▶ Problem description:
Find every line of the listing below where "rust" appears, and copy it.

▶ Information provided:
──────────

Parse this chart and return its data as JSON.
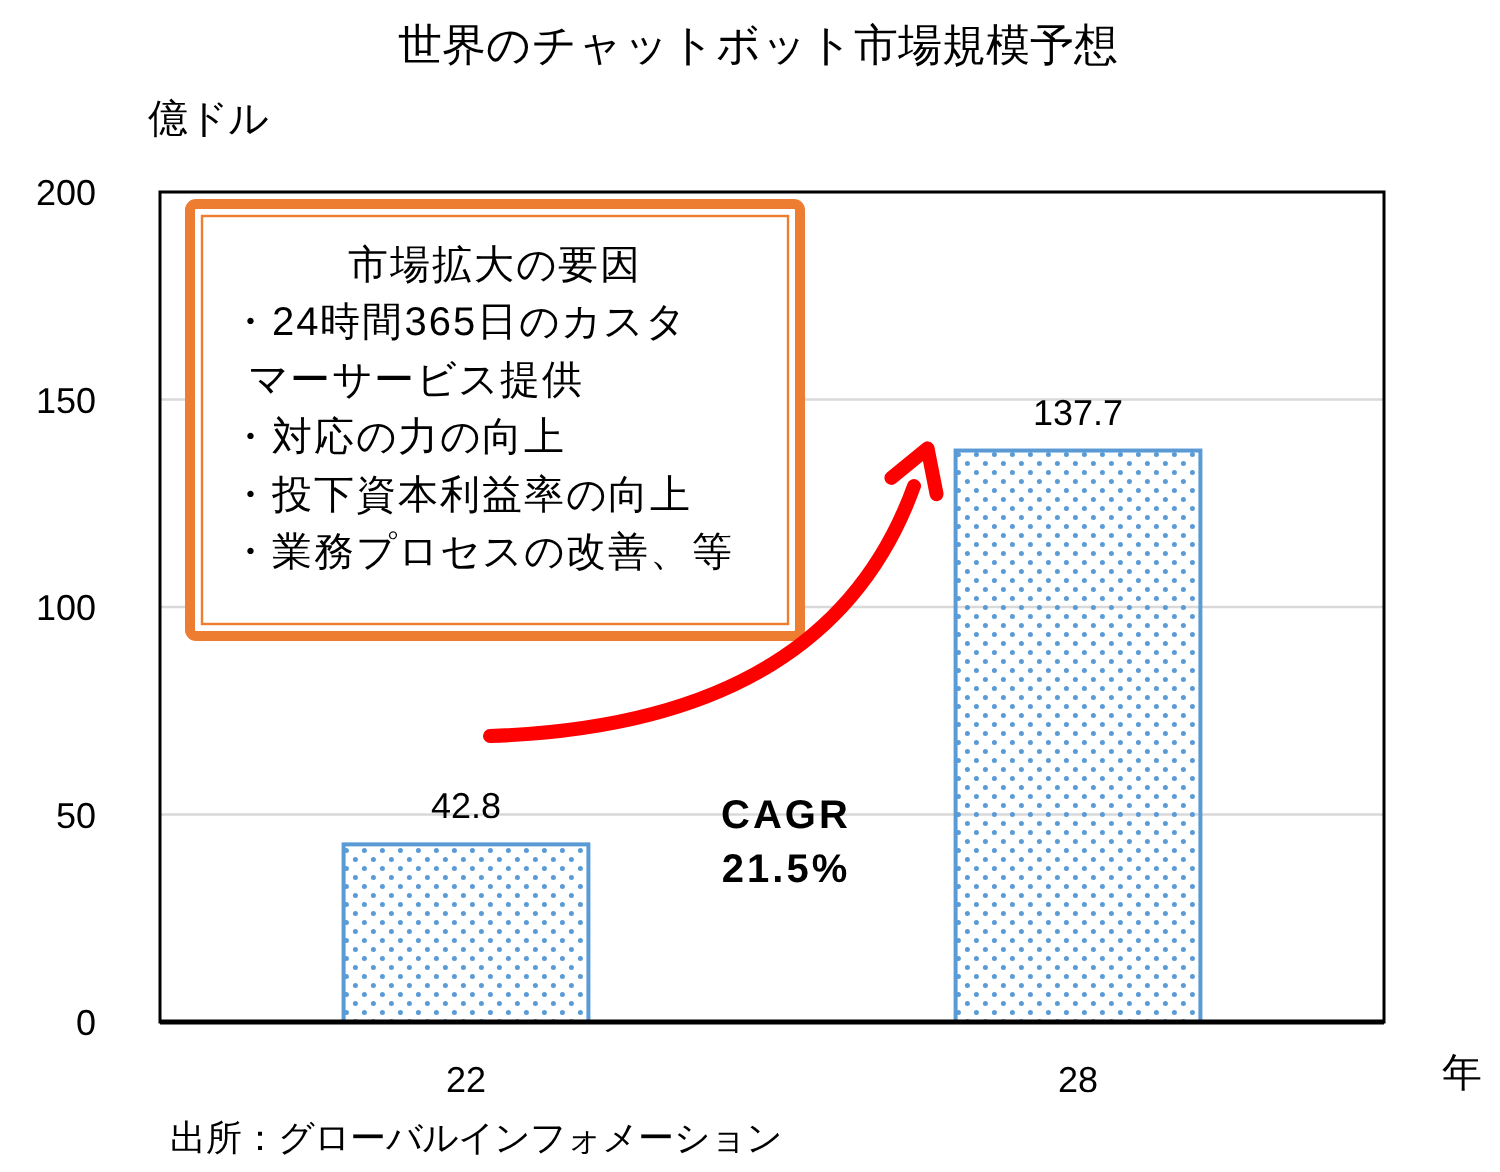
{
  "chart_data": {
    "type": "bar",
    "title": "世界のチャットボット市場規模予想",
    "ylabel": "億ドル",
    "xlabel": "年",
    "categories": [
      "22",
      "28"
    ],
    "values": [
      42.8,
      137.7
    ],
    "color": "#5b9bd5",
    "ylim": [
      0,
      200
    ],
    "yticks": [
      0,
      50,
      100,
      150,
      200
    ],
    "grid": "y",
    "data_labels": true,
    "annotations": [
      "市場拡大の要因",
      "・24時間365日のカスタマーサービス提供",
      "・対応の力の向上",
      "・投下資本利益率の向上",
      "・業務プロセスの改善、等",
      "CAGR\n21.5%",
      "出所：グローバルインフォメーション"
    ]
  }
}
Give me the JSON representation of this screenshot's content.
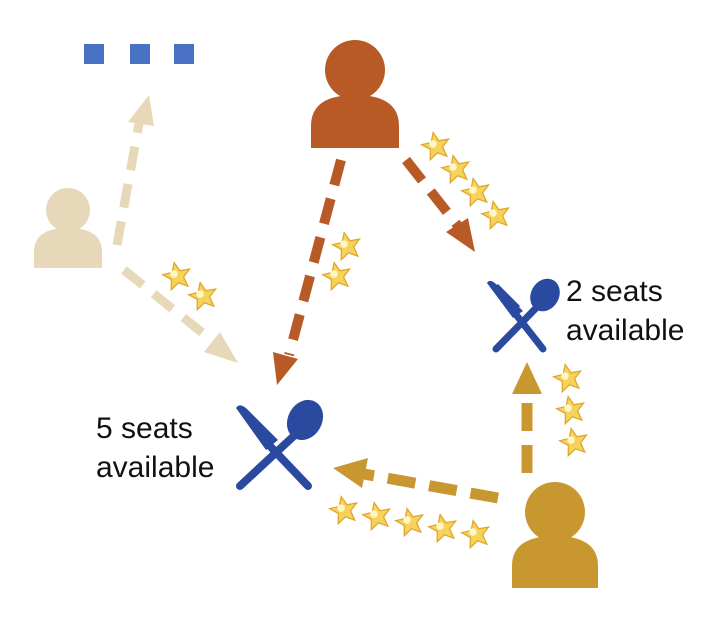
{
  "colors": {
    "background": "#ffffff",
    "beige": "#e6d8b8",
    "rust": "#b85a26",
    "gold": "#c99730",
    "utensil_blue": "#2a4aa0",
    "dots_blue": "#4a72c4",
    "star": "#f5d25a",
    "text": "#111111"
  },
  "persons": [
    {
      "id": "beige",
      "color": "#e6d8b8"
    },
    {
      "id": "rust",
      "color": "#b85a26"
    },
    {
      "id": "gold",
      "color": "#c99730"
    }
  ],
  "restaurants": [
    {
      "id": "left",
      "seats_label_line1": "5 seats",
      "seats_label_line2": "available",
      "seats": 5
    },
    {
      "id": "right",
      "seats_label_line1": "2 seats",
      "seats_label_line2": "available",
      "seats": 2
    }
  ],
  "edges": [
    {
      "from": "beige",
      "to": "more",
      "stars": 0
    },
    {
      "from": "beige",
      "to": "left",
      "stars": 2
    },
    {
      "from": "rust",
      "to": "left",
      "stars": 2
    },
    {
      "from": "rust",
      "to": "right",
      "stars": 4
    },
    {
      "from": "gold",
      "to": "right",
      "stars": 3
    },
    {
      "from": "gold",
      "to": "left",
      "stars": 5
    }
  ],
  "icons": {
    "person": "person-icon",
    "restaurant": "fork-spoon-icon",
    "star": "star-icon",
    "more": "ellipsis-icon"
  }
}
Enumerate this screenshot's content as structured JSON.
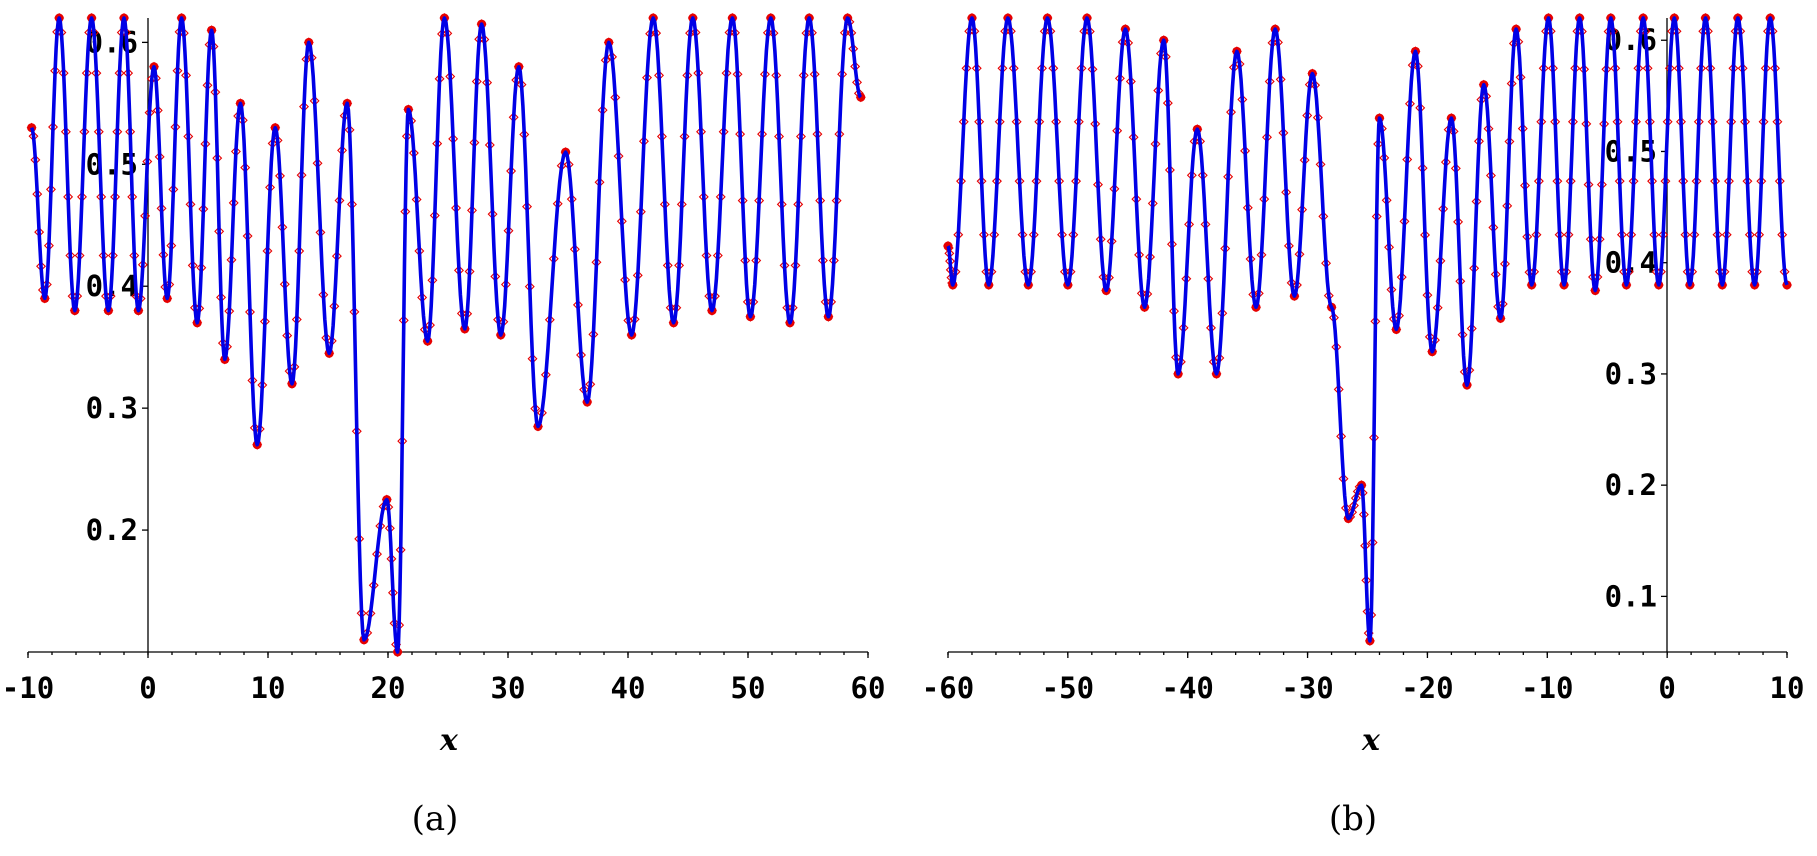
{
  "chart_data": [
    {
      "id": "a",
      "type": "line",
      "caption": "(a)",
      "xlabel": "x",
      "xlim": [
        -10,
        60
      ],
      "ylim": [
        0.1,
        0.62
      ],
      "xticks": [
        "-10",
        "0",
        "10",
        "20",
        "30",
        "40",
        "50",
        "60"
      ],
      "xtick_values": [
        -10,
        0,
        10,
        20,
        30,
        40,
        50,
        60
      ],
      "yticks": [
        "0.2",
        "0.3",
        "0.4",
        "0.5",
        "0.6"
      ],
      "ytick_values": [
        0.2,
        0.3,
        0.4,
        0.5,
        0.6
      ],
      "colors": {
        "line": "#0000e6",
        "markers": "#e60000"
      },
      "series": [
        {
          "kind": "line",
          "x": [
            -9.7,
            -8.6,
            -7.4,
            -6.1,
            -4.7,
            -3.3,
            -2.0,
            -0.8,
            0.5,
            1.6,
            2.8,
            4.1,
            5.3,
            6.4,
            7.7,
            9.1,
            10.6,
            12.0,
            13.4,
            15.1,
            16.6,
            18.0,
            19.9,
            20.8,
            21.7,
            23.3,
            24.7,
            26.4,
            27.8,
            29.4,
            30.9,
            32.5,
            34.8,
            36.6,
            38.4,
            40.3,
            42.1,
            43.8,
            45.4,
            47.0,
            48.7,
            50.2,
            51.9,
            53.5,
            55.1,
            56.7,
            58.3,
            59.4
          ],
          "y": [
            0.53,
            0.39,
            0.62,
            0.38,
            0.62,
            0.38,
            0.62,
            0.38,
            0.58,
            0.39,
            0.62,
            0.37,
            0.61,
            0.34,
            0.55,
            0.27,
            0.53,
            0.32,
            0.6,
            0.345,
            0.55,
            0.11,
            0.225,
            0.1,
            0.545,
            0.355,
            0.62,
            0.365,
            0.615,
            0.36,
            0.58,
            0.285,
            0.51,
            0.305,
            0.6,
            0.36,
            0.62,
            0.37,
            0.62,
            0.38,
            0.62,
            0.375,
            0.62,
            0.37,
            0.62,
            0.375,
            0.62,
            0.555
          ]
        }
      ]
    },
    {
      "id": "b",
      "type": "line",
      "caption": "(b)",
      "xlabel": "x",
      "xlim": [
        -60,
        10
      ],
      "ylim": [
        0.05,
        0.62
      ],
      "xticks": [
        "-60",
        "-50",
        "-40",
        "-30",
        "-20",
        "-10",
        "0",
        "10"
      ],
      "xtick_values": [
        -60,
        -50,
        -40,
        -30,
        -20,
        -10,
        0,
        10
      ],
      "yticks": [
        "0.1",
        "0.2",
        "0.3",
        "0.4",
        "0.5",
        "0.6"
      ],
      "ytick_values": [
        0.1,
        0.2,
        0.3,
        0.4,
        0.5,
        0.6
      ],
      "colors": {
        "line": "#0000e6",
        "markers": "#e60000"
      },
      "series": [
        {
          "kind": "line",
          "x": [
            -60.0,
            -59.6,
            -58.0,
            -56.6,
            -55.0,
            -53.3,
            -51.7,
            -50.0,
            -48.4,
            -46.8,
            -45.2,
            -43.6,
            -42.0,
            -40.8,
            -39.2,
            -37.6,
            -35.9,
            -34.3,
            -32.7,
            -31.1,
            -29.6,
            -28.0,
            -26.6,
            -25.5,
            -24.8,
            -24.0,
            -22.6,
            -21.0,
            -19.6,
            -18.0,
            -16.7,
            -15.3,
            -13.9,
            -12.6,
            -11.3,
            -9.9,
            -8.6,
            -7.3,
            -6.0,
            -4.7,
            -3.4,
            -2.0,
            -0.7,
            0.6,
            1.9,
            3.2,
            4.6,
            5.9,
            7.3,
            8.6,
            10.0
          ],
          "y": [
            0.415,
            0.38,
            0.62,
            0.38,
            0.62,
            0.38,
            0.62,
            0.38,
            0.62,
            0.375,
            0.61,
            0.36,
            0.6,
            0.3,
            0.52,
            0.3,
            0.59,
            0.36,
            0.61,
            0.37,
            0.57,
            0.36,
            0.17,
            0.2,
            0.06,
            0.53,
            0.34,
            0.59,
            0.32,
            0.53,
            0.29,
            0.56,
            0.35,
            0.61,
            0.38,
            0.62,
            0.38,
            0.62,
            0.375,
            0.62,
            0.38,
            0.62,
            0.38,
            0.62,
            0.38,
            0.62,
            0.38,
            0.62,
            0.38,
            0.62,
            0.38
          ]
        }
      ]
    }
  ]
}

──────────

▶ Response for this exercise:
    "rust": "#b85a26",
      "id": "rust",
      "from": "rust",
      "from": "rust",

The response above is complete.